**** Given data ****

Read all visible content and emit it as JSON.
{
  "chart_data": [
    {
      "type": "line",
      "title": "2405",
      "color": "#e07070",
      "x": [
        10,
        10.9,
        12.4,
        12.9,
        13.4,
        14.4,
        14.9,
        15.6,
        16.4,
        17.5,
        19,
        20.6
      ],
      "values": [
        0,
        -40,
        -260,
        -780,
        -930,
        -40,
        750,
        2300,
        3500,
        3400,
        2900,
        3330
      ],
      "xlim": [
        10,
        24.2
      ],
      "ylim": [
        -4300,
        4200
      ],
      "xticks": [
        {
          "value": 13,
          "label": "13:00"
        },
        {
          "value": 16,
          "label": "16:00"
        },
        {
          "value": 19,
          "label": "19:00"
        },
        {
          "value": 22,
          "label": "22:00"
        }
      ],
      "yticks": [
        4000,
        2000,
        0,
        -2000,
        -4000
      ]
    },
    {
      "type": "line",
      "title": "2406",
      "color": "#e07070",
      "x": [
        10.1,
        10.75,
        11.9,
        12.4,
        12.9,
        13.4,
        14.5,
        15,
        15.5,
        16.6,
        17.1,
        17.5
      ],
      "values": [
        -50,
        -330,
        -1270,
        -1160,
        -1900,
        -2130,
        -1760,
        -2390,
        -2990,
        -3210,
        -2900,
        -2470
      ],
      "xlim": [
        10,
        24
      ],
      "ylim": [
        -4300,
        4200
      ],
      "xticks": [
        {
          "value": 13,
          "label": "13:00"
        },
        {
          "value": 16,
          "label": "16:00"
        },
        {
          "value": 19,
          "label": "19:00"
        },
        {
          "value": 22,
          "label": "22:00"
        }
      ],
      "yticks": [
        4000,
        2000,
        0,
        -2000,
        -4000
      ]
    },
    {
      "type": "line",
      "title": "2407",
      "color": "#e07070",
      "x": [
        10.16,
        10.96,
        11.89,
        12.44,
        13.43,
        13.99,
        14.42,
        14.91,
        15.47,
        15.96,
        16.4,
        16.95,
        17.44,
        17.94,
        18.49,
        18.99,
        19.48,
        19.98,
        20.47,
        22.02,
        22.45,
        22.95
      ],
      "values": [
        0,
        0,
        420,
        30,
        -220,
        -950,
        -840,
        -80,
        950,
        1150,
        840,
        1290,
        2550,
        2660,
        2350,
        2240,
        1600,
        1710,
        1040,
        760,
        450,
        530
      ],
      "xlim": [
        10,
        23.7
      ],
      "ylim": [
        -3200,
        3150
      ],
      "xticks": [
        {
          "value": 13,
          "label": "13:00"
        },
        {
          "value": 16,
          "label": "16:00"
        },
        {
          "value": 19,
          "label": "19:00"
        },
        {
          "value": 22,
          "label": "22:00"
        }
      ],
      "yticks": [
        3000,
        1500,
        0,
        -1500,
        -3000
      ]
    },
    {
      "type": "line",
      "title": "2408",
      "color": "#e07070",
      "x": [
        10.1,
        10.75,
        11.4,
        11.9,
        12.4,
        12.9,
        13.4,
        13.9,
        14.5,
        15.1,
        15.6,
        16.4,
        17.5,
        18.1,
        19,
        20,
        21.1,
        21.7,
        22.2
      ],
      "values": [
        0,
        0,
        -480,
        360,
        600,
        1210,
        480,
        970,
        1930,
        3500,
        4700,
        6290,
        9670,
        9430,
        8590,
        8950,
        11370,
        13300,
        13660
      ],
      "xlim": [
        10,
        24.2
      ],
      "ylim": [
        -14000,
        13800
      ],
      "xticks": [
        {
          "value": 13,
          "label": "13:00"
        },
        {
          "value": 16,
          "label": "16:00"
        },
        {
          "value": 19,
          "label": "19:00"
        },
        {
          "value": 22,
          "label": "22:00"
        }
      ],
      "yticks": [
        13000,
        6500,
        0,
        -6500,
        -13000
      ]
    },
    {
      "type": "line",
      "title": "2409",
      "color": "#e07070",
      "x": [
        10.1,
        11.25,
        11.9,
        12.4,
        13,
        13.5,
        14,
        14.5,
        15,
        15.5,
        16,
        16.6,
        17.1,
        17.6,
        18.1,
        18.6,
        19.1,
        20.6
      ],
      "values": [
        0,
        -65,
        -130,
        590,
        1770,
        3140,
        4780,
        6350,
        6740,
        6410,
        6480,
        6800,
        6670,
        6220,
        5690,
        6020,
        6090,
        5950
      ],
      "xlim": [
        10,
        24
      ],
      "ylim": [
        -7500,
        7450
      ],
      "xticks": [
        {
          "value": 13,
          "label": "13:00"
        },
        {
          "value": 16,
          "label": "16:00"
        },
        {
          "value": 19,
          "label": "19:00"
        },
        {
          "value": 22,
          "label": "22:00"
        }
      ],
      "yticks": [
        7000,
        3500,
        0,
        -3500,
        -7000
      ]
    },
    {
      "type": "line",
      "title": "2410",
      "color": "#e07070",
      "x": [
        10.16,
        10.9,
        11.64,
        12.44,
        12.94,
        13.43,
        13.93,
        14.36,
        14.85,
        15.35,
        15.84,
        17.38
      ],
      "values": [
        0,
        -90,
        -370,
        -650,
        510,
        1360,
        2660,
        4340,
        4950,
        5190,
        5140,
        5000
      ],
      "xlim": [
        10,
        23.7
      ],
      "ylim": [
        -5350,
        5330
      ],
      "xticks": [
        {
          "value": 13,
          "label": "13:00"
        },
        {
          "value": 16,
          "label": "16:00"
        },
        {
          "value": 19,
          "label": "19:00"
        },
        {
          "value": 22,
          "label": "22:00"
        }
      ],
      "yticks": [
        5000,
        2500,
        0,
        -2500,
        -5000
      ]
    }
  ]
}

****

List every line above that contains the word "title".

Result of the task:
      "title": "2405",
      "title": "2406",
      "title": "2407",
      "title": "2408",
      "title": "2409",
      "title": "2410",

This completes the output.